DATASET
+++

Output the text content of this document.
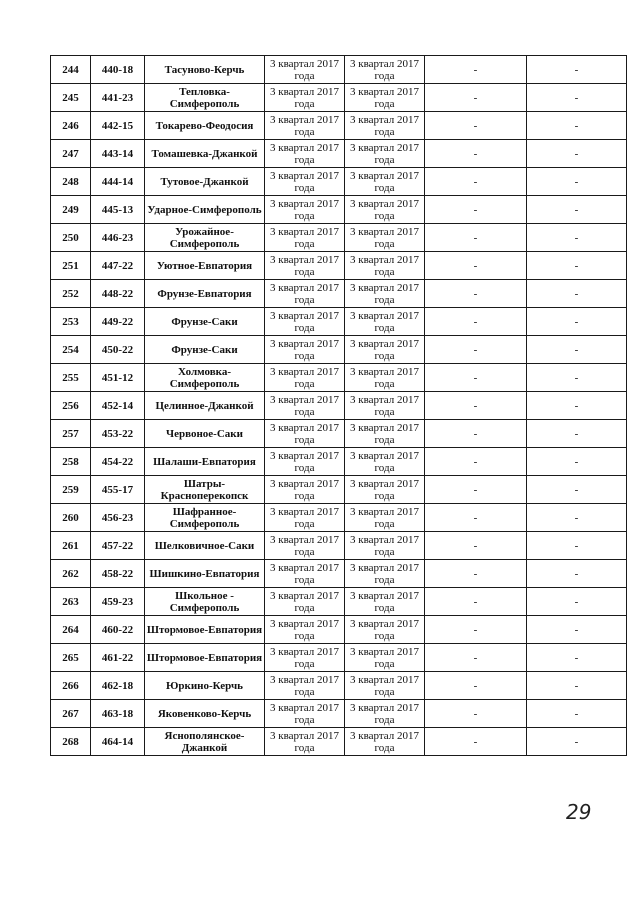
244	440-18	Тасуново-Керчь	3 квартал 2017 года	3 квартал 2017 года	-	-
245	441-23	Тепловка-Симферополь	3 квартал 2017 года	3 квартал 2017 года	-	-
246	442-15	Токарево-Феодосия	3 квартал 2017 года	3 квартал 2017 года	-	-
247	443-14	Томашевка-Джанкой	3 квартал 2017 года	3 квартал 2017 года	-	-
248	444-14	Тутовое-Джанкой	3 квартал 2017 года	3 квартал 2017 года	-	-
249	445-13	Ударное-Симферополь	3 квартал 2017 года	3 квартал 2017 года	-	-
250	446-23	Урожайное-Симферополь	3 квартал 2017 года	3 квартал 2017 года	-	-
251	447-22	Уютное-Евпатория	3 квартал 2017 года	3 квартал 2017 года	-	-
252	448-22	Фрунзе-Евпатория	3 квартал 2017 года	3 квартал 2017 года	-	-
253	449-22	Фрунзе-Саки	3 квартал 2017 года	3 квартал 2017 года	-	-
254	450-22	Фрунзе-Саки	3 квартал 2017 года	3 квартал 2017 года	-	-
255	451-12	Холмовка-Симферополь	3 квартал 2017 года	3 квартал 2017 года	-	-
256	452-14	Целинное-Джанкой	3 квартал 2017 года	3 квартал 2017 года	-	-
257	453-22	Червоное-Саки	3 квартал 2017 года	3 квартал 2017 года	-	-
258	454-22	Шалаши-Евпатория	3 квартал 2017 года	3 квартал 2017 года	-	-
259	455-17	Шатры-Красноперекопск	3 квартал 2017 года	3 квартал 2017 года	-	-
260	456-23	Шафранное-Симферополь	3 квартал 2017 года	3 квартал 2017 года	-	-
261	457-22	Шелковичное-Саки	3 квартал 2017 года	3 квартал 2017 года	-	-
262	458-22	Шишкино-Евпатория	3 квартал 2017 года	3 квартал 2017 года	-	-
263	459-23	Школьное - Симферополь	3 квартал 2017 года	3 квартал 2017 года	-	-
264	460-22	Штормовое-Евпатория	3 квартал 2017 года	3 квартал 2017 года	-	-
265	461-22	Штормовое-Евпатория	3 квартал 2017 года	3 квартал 2017 года	-	-
266	462-18	Юркино-Керчь	3 квартал 2017 года	3 квартал 2017 года	-	-
267	463-18	Яковенково-Керчь	3 квартал 2017 года	3 квартал 2017 года	-	-
268	464-14	Яснополянское-Джанкой	3 квартал 2017 года	3 квартал 2017 года	-	-
29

+++

WORK REQUIRED
Gather all lines of the records that include the word "Джанкой".

EXPECTED ANSWER
247	443-14	Томашевка-Джанкой	3 квартал 2017 года	3 квартал 2017 года	-	-
248	444-14	Тутовое-Джанкой	3 квартал 2017 года	3 квартал 2017 года	-	-
256	452-14	Целинное-Джанкой	3 квартал 2017 года	3 квартал 2017 года	-	-
268	464-14	Яснополянское-Джанкой	3 квартал 2017 года	3 квартал 2017 года	-	-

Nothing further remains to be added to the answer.